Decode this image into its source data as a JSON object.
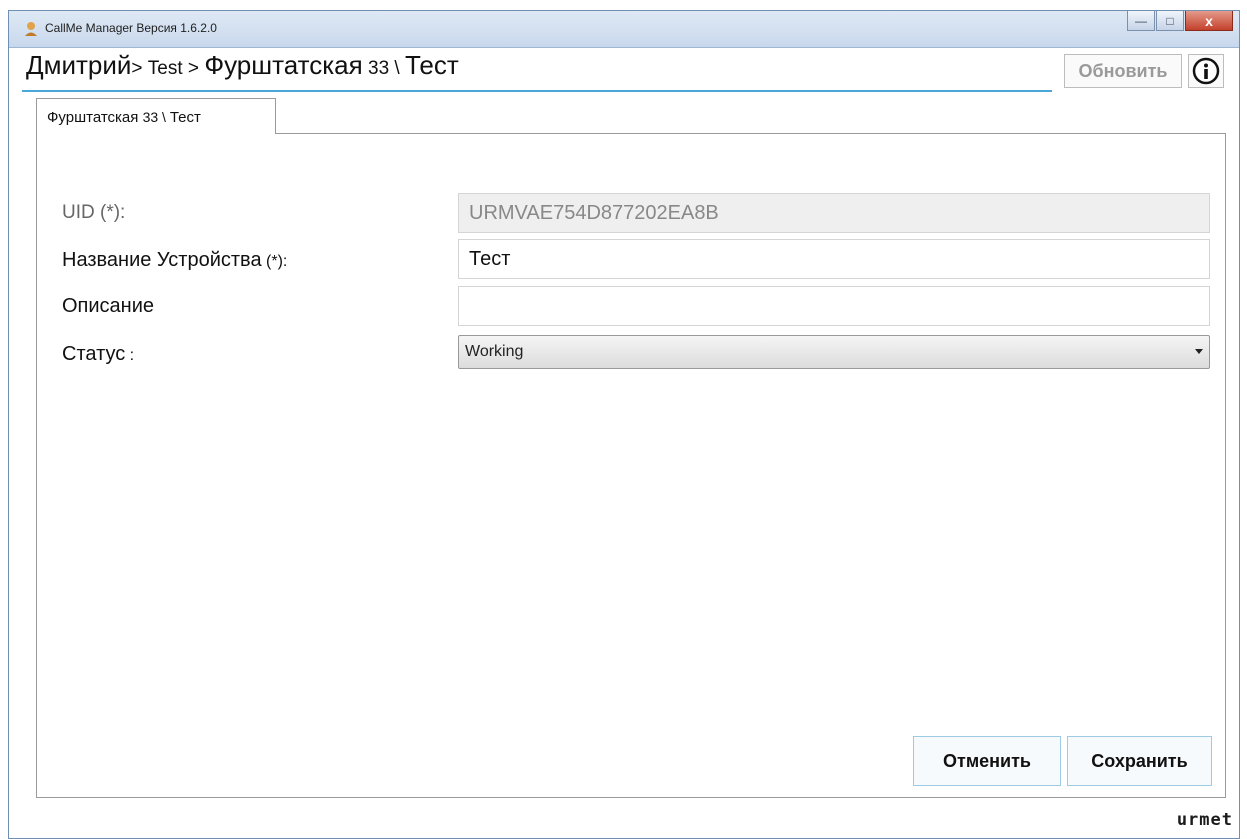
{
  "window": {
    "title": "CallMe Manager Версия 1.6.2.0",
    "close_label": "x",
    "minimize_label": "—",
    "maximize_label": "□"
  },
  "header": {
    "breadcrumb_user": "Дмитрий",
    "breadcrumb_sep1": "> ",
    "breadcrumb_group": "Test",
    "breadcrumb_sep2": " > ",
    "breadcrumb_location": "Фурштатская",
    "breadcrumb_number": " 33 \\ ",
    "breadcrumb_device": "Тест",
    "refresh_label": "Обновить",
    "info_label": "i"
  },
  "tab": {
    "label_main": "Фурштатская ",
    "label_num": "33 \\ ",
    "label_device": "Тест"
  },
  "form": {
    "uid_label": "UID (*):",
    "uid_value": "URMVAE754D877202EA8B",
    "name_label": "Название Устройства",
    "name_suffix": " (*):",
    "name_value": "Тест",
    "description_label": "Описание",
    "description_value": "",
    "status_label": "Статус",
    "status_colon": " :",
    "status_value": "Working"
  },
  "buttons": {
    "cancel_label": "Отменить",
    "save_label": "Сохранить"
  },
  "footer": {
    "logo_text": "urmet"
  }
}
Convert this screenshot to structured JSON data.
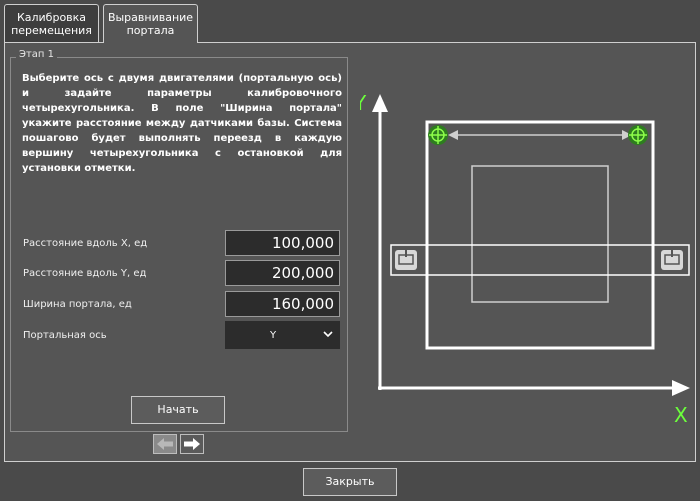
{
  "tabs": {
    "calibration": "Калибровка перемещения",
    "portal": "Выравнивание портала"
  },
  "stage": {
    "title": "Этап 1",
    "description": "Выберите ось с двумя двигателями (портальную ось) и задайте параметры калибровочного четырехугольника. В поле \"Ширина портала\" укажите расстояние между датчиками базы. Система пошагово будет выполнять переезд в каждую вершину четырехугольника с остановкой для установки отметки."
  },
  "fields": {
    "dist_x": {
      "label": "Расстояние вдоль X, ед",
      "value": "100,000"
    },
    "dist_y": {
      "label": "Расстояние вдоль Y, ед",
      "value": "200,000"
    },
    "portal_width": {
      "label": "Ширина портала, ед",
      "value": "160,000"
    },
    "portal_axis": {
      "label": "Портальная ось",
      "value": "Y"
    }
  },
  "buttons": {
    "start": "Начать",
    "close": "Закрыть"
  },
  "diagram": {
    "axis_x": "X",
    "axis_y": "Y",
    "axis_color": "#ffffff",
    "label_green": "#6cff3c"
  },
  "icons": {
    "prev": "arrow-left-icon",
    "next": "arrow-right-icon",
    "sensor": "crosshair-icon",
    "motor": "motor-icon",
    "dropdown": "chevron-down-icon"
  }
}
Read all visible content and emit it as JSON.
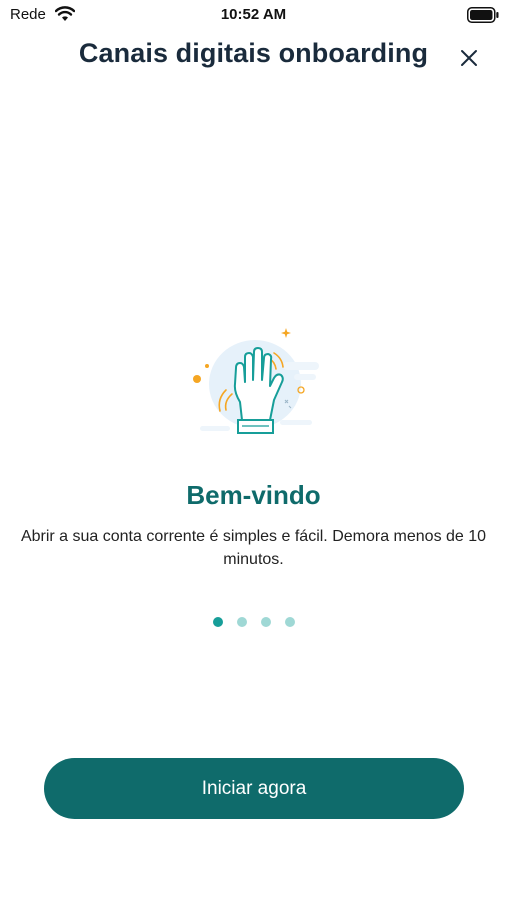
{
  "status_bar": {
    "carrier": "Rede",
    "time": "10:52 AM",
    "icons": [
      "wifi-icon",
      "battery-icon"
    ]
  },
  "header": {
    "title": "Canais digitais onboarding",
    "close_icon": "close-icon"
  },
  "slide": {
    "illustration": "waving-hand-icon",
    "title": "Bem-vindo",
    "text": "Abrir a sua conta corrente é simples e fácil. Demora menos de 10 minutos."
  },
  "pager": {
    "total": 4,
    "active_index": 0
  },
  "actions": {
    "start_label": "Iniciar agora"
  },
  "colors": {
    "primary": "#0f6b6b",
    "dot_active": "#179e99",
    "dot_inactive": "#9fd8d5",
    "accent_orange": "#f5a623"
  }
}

○ ○ ○ ○ ○

*WHAT YOU HAVE TO DO:*
Locate the line containing "Read all visible content and emit it as JSON." in the records above, then output it and every line after it through the last, excluding pictures.

*WRITTEN ANSWER:*
Read all visible content and emit it as JSON.
{
  "status_bar": {
    "carrier": "Rede",
    "time": "10:52 AM",
    "icons": [
      "wifi-icon",
      "battery-icon"
    ]
  },
  "header": {
    "title": "Canais digitais onboarding",
    "close_icon": "close-icon"
  },
  "slide": {
    "illustration": "waving-hand-icon",
    "title": "Bem-vindo",
    "text": "Abrir a sua conta corrente é simples e fácil. Demora menos de 10 minutos."
  },
  "pager": {
    "total": 4,
    "active_index": 0
  },
  "actions": {
    "start_label": "Iniciar agora"
  },
  "colors": {
    "primary": "#0f6b6b",
    "dot_active": "#179e99",
    "dot_inactive": "#9fd8d5",
    "accent_orange": "#f5a623"
  }
}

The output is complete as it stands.